[Items from a data source]
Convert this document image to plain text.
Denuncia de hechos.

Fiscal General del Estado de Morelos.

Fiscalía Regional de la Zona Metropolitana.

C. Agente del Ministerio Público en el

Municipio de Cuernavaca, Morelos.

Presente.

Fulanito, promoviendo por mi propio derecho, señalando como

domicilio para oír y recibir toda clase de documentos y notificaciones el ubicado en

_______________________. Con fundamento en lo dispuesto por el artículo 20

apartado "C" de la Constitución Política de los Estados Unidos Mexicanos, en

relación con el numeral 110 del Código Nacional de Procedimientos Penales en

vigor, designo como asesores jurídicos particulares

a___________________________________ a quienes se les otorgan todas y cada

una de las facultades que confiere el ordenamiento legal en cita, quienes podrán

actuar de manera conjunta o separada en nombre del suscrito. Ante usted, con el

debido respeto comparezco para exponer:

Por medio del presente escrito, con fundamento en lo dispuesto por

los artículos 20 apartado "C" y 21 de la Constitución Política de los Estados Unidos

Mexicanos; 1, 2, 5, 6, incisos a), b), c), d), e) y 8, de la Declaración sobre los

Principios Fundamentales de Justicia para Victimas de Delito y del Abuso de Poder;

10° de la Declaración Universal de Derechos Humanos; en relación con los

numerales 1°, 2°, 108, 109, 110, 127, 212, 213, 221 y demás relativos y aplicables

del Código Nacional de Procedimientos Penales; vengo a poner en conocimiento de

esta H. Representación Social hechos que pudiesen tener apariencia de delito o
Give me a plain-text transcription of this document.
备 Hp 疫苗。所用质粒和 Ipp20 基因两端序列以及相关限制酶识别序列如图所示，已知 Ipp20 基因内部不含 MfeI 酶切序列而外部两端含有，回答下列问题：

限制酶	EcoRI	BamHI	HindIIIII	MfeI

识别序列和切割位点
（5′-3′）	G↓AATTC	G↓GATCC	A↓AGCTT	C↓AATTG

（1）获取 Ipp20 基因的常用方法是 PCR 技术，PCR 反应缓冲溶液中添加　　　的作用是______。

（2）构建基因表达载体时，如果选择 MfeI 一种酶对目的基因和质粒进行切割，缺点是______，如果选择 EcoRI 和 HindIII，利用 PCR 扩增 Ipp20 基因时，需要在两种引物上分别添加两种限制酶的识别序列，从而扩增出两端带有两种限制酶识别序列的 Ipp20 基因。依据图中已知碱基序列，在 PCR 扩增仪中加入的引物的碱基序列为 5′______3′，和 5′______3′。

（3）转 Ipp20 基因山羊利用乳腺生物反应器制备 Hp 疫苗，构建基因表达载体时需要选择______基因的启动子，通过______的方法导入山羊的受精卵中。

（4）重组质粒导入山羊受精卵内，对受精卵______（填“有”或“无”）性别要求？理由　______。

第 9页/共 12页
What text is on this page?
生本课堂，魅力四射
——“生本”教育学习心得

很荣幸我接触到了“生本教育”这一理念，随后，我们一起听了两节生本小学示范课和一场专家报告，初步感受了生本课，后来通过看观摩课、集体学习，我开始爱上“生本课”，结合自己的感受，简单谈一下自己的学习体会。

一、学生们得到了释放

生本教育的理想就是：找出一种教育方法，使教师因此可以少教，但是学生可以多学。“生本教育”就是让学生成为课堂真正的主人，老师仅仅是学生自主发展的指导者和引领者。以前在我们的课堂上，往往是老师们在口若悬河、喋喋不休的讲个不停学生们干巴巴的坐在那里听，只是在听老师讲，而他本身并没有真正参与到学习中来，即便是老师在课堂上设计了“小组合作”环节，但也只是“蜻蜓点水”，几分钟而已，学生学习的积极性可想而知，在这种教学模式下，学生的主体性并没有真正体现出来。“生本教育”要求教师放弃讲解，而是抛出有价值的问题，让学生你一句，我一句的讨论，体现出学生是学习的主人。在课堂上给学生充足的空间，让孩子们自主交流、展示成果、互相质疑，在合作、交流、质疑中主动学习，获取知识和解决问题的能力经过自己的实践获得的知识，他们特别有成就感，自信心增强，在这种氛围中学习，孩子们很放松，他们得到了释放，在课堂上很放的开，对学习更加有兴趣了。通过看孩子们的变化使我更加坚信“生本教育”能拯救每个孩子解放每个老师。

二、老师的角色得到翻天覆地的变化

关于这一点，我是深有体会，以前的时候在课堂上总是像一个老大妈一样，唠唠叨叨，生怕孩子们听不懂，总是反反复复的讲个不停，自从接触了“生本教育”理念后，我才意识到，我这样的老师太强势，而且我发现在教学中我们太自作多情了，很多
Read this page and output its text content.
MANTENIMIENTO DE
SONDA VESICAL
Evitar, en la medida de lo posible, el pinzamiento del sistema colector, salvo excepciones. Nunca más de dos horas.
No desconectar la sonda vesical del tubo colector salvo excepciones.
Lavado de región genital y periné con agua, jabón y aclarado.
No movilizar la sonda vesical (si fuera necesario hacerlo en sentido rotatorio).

▸ **Exercise task**:
Give only the number of lines in the data that hold the word "excepciones".

▸ **Correct result**:
2